**Passage:**
——————
Citybuilding, how far apart?

Depends on your style and the terrain. I usualy got all and try to avoid building cities less than five tiles apart, but a little overlap doesn't bother me that much, especially if you have useless or almost useless tiles like mountains, tundra and desert. There are more important factors for city placement than distance, like access to resources and building enabling features.
 
Distance isn't usually the governing factor for me, it's usually resource placement and claiming land before others. I don't pay much attention to the "ideal" six tile spacing: cities have 47 "jobs" a citizen could have, counting all specialist slots, and even the max overlap only cuts off nine, and the nine are still workable by one or the other
 
There are WAY too many factors to this question to give a standard answer. Depending on early social policies, geography, resource distribution, AI city placement, difficulty, desired victory path etc etc.
 
I used to do 6+ tiles, to prevent overlap, but especially if you're playing wide, this is probably overkill. Now, I am much more willing to found cities closer together. I occasionally found cities FAR away, if there's a reason, like a natural wonder, but man, road maintenance costs can be a killer.
——————
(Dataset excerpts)
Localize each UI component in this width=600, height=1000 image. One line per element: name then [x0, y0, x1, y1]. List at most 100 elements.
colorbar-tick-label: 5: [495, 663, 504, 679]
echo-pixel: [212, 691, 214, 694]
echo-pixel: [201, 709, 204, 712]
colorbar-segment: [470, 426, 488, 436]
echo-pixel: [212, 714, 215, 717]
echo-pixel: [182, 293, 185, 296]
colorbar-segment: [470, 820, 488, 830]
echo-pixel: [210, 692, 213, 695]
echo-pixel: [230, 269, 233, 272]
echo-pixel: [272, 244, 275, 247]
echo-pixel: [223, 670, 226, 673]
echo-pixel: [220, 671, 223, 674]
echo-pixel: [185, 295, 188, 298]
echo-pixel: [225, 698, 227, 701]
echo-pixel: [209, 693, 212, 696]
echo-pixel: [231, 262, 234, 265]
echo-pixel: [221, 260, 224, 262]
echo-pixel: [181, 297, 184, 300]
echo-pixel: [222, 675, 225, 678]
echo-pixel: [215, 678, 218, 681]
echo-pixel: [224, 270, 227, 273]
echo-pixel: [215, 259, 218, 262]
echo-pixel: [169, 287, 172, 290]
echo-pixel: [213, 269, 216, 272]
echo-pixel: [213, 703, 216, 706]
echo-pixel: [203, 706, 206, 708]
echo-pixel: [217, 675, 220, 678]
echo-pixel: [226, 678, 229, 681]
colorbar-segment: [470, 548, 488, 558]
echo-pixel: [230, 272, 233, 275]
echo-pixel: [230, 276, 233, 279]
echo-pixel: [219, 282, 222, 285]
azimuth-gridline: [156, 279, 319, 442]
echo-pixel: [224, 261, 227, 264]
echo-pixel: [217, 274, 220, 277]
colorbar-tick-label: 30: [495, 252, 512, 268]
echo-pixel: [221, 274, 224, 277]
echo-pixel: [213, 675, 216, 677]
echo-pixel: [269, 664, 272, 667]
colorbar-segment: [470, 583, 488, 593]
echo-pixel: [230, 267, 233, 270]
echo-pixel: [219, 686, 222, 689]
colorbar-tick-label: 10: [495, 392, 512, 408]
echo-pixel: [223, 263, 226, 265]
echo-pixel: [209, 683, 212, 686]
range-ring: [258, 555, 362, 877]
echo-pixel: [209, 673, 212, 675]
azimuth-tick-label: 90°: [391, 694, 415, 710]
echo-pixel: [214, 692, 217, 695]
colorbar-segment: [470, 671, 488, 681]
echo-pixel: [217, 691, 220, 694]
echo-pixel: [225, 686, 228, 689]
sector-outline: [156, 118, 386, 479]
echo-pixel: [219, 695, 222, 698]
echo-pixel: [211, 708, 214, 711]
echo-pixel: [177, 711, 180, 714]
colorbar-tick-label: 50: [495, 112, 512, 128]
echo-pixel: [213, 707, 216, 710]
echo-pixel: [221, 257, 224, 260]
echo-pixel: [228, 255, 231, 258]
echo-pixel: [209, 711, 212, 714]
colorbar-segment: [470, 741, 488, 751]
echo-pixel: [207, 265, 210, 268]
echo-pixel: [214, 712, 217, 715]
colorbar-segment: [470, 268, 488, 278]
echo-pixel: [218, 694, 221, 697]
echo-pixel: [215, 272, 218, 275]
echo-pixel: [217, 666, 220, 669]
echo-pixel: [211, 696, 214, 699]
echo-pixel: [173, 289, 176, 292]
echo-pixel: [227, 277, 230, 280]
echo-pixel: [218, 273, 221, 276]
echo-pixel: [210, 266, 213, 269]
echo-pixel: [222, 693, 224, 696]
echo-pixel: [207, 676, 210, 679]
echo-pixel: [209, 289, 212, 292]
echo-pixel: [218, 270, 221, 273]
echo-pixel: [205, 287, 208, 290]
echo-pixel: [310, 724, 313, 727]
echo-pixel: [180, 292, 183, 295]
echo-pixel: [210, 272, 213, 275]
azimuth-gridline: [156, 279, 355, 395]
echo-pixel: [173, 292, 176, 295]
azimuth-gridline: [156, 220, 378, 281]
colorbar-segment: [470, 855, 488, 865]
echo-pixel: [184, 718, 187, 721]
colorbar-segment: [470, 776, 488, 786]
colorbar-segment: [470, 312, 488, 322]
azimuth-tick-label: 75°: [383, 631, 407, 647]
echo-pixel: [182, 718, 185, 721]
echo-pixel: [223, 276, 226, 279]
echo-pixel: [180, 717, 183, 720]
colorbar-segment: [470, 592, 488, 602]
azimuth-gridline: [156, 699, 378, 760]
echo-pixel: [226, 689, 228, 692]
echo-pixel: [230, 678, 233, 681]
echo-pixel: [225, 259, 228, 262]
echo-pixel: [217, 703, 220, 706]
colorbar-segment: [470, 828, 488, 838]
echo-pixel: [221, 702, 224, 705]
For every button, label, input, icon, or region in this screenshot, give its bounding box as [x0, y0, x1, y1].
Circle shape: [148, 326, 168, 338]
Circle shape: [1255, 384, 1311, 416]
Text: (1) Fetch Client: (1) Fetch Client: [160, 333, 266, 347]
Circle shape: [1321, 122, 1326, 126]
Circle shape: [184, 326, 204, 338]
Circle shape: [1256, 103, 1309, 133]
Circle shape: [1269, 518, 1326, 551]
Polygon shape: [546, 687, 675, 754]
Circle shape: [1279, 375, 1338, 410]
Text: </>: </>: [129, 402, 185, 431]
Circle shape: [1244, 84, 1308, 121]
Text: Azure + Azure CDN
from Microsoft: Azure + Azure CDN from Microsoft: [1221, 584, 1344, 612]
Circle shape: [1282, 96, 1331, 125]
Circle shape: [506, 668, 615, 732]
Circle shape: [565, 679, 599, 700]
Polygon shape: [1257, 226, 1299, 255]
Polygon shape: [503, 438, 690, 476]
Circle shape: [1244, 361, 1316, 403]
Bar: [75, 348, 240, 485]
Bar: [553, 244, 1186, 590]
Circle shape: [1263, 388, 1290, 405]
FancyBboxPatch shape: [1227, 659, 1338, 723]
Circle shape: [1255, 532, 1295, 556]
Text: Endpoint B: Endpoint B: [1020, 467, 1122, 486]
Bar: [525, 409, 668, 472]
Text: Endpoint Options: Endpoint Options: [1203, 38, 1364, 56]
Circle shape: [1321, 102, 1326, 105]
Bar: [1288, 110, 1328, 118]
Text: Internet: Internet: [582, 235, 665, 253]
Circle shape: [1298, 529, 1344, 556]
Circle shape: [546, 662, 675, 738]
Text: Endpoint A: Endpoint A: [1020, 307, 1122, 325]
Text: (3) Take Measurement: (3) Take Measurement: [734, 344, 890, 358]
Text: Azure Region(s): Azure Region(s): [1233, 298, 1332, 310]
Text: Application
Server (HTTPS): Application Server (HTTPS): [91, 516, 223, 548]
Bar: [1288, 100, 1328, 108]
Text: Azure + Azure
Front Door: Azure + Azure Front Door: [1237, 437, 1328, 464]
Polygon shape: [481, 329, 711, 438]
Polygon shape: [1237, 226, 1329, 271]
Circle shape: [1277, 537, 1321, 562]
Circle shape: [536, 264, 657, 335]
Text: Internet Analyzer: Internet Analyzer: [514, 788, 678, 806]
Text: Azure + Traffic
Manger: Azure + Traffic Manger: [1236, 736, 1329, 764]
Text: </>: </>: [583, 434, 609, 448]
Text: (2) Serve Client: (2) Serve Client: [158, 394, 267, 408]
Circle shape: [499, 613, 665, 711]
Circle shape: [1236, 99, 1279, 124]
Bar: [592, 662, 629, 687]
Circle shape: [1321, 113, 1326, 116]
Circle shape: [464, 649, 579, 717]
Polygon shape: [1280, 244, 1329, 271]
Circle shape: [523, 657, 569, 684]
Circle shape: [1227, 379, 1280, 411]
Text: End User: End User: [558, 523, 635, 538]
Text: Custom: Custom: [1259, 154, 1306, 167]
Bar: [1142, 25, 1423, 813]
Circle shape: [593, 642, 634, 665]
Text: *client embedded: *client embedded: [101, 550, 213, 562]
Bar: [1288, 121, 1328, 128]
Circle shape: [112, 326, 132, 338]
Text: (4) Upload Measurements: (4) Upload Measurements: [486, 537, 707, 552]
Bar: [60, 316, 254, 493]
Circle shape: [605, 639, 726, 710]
——————
**Task objective:**
Reproduce the part of the city-spacing discussion above that begins at the words "There are WAY" and stops after the words "path etc etc.".

**Written solution:**
There are WAY too many factors to this question to give a standard answer. Depending on early social policies, geography, resource distribution, AI city placement, difficulty, desired victory path etc etc.